-- WHAT TO WORK ON --
In the entries that follow, find the word "this" and report each line it is on.

-- Structured figure records --
»»

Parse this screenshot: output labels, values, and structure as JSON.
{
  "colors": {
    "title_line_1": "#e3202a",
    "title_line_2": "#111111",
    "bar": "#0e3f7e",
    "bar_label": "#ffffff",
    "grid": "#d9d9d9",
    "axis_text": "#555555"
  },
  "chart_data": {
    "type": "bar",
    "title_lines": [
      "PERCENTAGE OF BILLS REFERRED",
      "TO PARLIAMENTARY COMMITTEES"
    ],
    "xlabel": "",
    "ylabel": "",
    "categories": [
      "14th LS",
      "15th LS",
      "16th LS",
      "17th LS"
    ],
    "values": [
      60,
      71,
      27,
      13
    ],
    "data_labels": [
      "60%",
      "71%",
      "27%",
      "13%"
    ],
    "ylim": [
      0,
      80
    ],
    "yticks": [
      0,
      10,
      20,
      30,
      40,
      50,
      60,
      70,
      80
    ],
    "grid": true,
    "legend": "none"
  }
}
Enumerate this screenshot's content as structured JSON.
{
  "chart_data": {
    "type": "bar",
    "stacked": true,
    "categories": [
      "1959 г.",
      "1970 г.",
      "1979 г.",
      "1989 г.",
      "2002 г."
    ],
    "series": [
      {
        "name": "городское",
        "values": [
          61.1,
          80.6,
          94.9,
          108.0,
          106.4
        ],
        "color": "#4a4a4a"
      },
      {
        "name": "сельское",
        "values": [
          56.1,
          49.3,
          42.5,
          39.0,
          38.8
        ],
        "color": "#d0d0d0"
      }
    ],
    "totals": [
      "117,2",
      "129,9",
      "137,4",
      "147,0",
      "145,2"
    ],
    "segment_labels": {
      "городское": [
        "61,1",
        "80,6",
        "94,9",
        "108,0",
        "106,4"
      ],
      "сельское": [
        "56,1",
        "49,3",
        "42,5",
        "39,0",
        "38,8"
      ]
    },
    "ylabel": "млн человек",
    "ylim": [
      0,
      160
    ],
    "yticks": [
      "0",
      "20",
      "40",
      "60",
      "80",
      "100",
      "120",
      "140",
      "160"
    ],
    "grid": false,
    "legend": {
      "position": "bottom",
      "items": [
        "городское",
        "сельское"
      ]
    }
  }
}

««

-- FINAL RESULT --
Parse this screenshot: output labels, values, and structure as JSON.
Enumerate this screenshot's content as structured JSON.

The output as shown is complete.